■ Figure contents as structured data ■
##########

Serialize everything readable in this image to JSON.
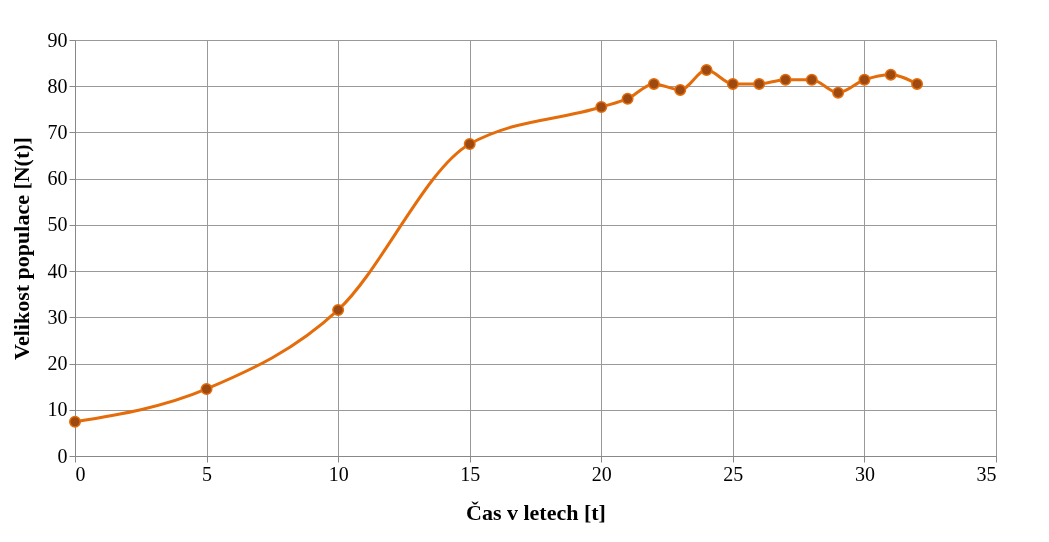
{
  "chart_data": {
    "type": "line",
    "xlabel": "Čas v letech [t]",
    "ylabel": "Velikost  populace [N(t)]",
    "x": [
      0,
      5,
      10,
      15,
      20,
      21,
      22,
      23,
      24,
      25,
      26,
      27,
      28,
      29,
      30,
      31,
      32
    ],
    "series": [
      {
        "color": "#e46c0a",
        "values": [
          7.4,
          14.5,
          31.6,
          67.5,
          75.5,
          77.3,
          80.5,
          79.2,
          83.5,
          80.5,
          80.5,
          81.4,
          81.4,
          78.6,
          81.4,
          82.5,
          80.5
        ]
      }
    ],
    "xlim": [
      0,
      35
    ],
    "xticks": [
      0,
      5,
      10,
      15,
      20,
      25,
      30,
      35
    ],
    "ylim": [
      0,
      90
    ],
    "yticks": [
      0,
      10,
      20,
      30,
      40,
      50,
      60,
      70,
      80,
      90
    ],
    "grid": true,
    "marker": "circle"
  }
}
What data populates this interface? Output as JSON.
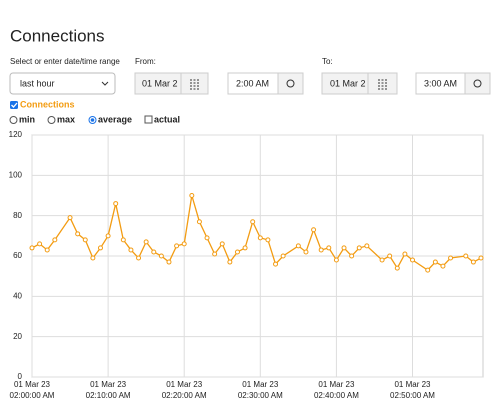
{
  "header": {
    "title": "Connections"
  },
  "controls": {
    "range_label": "Select or enter date/time range",
    "range_value": "last hour",
    "from_label": "From:",
    "from_date": "01 Mar 2",
    "from_time": "2:00 AM",
    "to_label": "To:",
    "to_date": "01 Mar 2",
    "to_time": "3:00 AM",
    "options": [
      "min",
      "max",
      "average",
      "actual"
    ],
    "selected_option": 2
  },
  "chart_data": {
    "type": "line",
    "x_date": "01 Mar 23",
    "x": [
      "02:00:00 AM",
      "02:01:00 AM",
      "02:02:00 AM",
      "02:03:00 AM",
      "02:05:00 AM",
      "02:06:00 AM",
      "02:07:00 AM",
      "02:08:00 AM",
      "02:09:00 AM",
      "02:10:00 AM",
      "02:11:00 AM",
      "02:12:00 AM",
      "02:13:00 AM",
      "02:14:00 AM",
      "02:15:00 AM",
      "02:16:00 AM",
      "02:17:00 AM",
      "02:18:00 AM",
      "02:19:00 AM",
      "02:20:00 AM",
      "02:21:00 AM",
      "02:22:00 AM",
      "02:23:00 AM",
      "02:24:00 AM",
      "02:25:00 AM",
      "02:26:00 AM",
      "02:27:00 AM",
      "02:28:00 AM",
      "02:29:00 AM",
      "02:30:00 AM",
      "02:31:00 AM",
      "02:32:00 AM",
      "02:33:00 AM",
      "02:35:00 AM",
      "02:36:00 AM",
      "02:37:00 AM",
      "02:38:00 AM",
      "02:39:00 AM",
      "02:40:00 AM",
      "02:41:00 AM",
      "02:42:00 AM",
      "02:43:00 AM",
      "02:44:00 AM",
      "02:46:00 AM",
      "02:47:00 AM",
      "02:48:00 AM",
      "02:49:00 AM",
      "02:50:00 AM",
      "02:52:00 AM",
      "02:53:00 AM",
      "02:54:00 AM",
      "02:55:00 AM",
      "02:57:00 AM",
      "02:58:00 AM",
      "02:59:00 AM"
    ],
    "series": [
      {
        "name": "Connections",
        "color": "#f39c12",
        "values": [
          64,
          66,
          63,
          68,
          79,
          71,
          68,
          59,
          64,
          70,
          86,
          68,
          63,
          59,
          67,
          62,
          60,
          57,
          65,
          66,
          90,
          77,
          69,
          61,
          66,
          57,
          62,
          64,
          77,
          69,
          68,
          56,
          60,
          65,
          62,
          73,
          63,
          64,
          58,
          64,
          60,
          64,
          65,
          58,
          60,
          54,
          61,
          58,
          53,
          57,
          55,
          59,
          60,
          57,
          59
        ]
      }
    ],
    "xlim": [
      "02:00:00 AM",
      "02:59:00 AM"
    ],
    "xticks": [
      "02:00:00 AM",
      "02:10:00 AM",
      "02:20:00 AM",
      "02:30:00 AM",
      "02:40:00 AM",
      "02:50:00 AM"
    ],
    "ylim": [
      0,
      120
    ],
    "yticks": [
      0,
      20,
      40,
      60,
      80,
      100,
      120
    ],
    "grid": true
  }
}
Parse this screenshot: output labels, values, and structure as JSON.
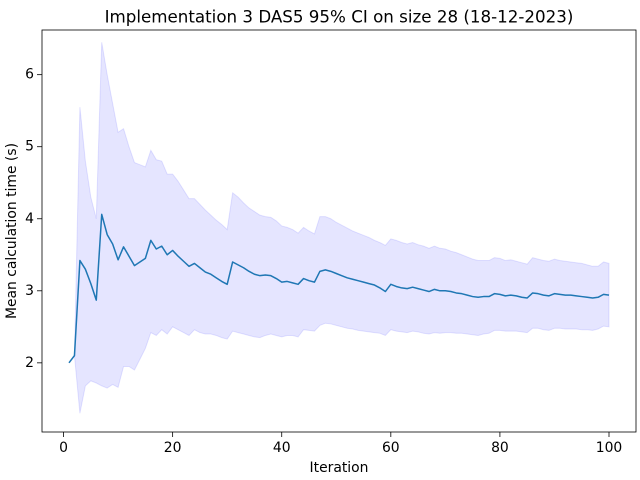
{
  "chart_data": {
    "type": "line",
    "title": "Implementation 3 DAS5 95% CI on size 28 (18-12-2023)",
    "xlabel": "Iteration",
    "ylabel": "Mean calculation time (s)",
    "x": [
      1,
      2,
      3,
      4,
      5,
      6,
      7,
      8,
      9,
      10,
      11,
      12,
      13,
      14,
      15,
      16,
      17,
      18,
      19,
      20,
      21,
      22,
      23,
      24,
      25,
      26,
      27,
      28,
      29,
      30,
      31,
      32,
      33,
      34,
      35,
      36,
      37,
      38,
      39,
      40,
      41,
      42,
      43,
      44,
      45,
      46,
      47,
      48,
      49,
      50,
      51,
      52,
      53,
      54,
      55,
      56,
      57,
      58,
      59,
      60,
      61,
      62,
      63,
      64,
      65,
      66,
      67,
      68,
      69,
      70,
      71,
      72,
      73,
      74,
      75,
      76,
      77,
      78,
      79,
      80,
      81,
      82,
      83,
      84,
      85,
      86,
      87,
      88,
      89,
      90,
      91,
      92,
      93,
      94,
      95,
      96,
      97,
      98,
      99,
      100
    ],
    "series": [
      {
        "color": "#1f77b4",
        "values": [
          2.0,
          2.1,
          3.42,
          3.3,
          3.1,
          2.87,
          4.06,
          3.78,
          3.65,
          3.43,
          3.61,
          3.48,
          3.35,
          3.4,
          3.45,
          3.7,
          3.58,
          3.62,
          3.5,
          3.56,
          3.48,
          3.41,
          3.34,
          3.38,
          3.32,
          3.26,
          3.23,
          3.18,
          3.13,
          3.09,
          3.4,
          3.36,
          3.32,
          3.27,
          3.23,
          3.21,
          3.22,
          3.21,
          3.17,
          3.12,
          3.13,
          3.11,
          3.09,
          3.17,
          3.14,
          3.12,
          3.27,
          3.29,
          3.27,
          3.24,
          3.21,
          3.18,
          3.16,
          3.14,
          3.12,
          3.1,
          3.08,
          3.04,
          2.99,
          3.09,
          3.06,
          3.04,
          3.03,
          3.05,
          3.03,
          3.01,
          2.99,
          3.02,
          3.0,
          3.0,
          2.99,
          2.97,
          2.96,
          2.94,
          2.92,
          2.91,
          2.92,
          2.92,
          2.96,
          2.95,
          2.93,
          2.94,
          2.93,
          2.91,
          2.9,
          2.97,
          2.96,
          2.94,
          2.93,
          2.96,
          2.95,
          2.94,
          2.94,
          2.93,
          2.92,
          2.91,
          2.9,
          2.91,
          2.95,
          2.94
        ]
      }
    ],
    "band": {
      "color": "#0000ff",
      "opacity": 0.1,
      "upper": [
        2.0,
        2.1,
        5.55,
        4.8,
        4.3,
        4.0,
        6.45,
        6.0,
        5.6,
        5.2,
        5.25,
        5.0,
        4.78,
        4.75,
        4.72,
        4.95,
        4.82,
        4.8,
        4.62,
        4.62,
        4.52,
        4.4,
        4.28,
        4.28,
        4.2,
        4.12,
        4.05,
        3.98,
        3.92,
        3.85,
        4.36,
        4.3,
        4.22,
        4.15,
        4.1,
        4.05,
        4.03,
        4.02,
        3.97,
        3.9,
        3.88,
        3.85,
        3.8,
        3.88,
        3.83,
        3.79,
        4.03,
        4.03,
        4.0,
        3.95,
        3.91,
        3.87,
        3.83,
        3.8,
        3.77,
        3.74,
        3.7,
        3.67,
        3.63,
        3.72,
        3.7,
        3.67,
        3.65,
        3.67,
        3.64,
        3.62,
        3.59,
        3.62,
        3.59,
        3.58,
        3.55,
        3.53,
        3.5,
        3.47,
        3.44,
        3.42,
        3.42,
        3.42,
        3.46,
        3.45,
        3.42,
        3.43,
        3.41,
        3.39,
        3.37,
        3.46,
        3.44,
        3.42,
        3.41,
        3.44,
        3.42,
        3.41,
        3.4,
        3.39,
        3.38,
        3.36,
        3.34,
        3.34,
        3.4,
        3.38
      ],
      "lower": [
        2.0,
        2.1,
        1.3,
        1.68,
        1.75,
        1.72,
        1.68,
        1.65,
        1.7,
        1.66,
        1.95,
        1.95,
        1.9,
        2.05,
        2.2,
        2.42,
        2.38,
        2.46,
        2.4,
        2.5,
        2.46,
        2.42,
        2.38,
        2.46,
        2.42,
        2.4,
        2.4,
        2.38,
        2.35,
        2.33,
        2.44,
        2.42,
        2.4,
        2.38,
        2.36,
        2.35,
        2.38,
        2.4,
        2.38,
        2.36,
        2.38,
        2.38,
        2.36,
        2.46,
        2.45,
        2.44,
        2.52,
        2.55,
        2.54,
        2.52,
        2.5,
        2.48,
        2.47,
        2.45,
        2.44,
        2.43,
        2.42,
        2.41,
        2.38,
        2.46,
        2.44,
        2.43,
        2.42,
        2.44,
        2.43,
        2.41,
        2.4,
        2.42,
        2.41,
        2.42,
        2.42,
        2.41,
        2.41,
        2.4,
        2.39,
        2.38,
        2.4,
        2.41,
        2.45,
        2.45,
        2.44,
        2.44,
        2.44,
        2.43,
        2.42,
        2.48,
        2.48,
        2.46,
        2.45,
        2.48,
        2.48,
        2.47,
        2.47,
        2.47,
        2.46,
        2.46,
        2.45,
        2.47,
        2.51,
        2.5
      ]
    },
    "xlim": [
      -3.95,
      104.95
    ],
    "ylim": [
      1.04,
      6.62
    ],
    "xticks": [
      0,
      20,
      40,
      60,
      80,
      100
    ],
    "yticks": [
      2,
      3,
      4,
      5,
      6
    ],
    "grid": false
  }
}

##########

■ GIVEN PROBLEM ■
Search the data for "title". Copy every line that has it.

■ EXPECTED OUTPUT ■
    "title": "Connections"
    "title": "Implementation 3 DAS5 95% CI on size 28 (18-12-2023)",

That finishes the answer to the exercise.